Identify all lines of the data containing the string "الحساب" and copy them.

===== RECORDS TO USE

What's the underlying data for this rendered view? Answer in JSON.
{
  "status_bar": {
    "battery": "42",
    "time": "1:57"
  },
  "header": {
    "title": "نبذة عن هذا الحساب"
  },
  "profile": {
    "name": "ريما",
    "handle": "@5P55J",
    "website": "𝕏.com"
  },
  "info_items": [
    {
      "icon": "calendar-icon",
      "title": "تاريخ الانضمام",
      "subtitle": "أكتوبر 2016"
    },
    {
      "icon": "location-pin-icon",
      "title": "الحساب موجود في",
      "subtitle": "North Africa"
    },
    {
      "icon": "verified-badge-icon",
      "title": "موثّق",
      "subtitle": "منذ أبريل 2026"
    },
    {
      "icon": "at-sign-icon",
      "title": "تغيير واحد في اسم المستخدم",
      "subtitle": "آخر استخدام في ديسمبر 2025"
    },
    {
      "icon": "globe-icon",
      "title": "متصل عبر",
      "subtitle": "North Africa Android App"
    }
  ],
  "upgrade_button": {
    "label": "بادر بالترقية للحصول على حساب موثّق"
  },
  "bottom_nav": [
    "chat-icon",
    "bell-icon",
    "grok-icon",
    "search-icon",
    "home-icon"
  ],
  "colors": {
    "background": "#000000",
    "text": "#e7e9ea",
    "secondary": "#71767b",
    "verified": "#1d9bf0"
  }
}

==========

TASK RESPONSE:
    "title": "نبذة عن هذا الحساب"
      "title": "الحساب موجود في",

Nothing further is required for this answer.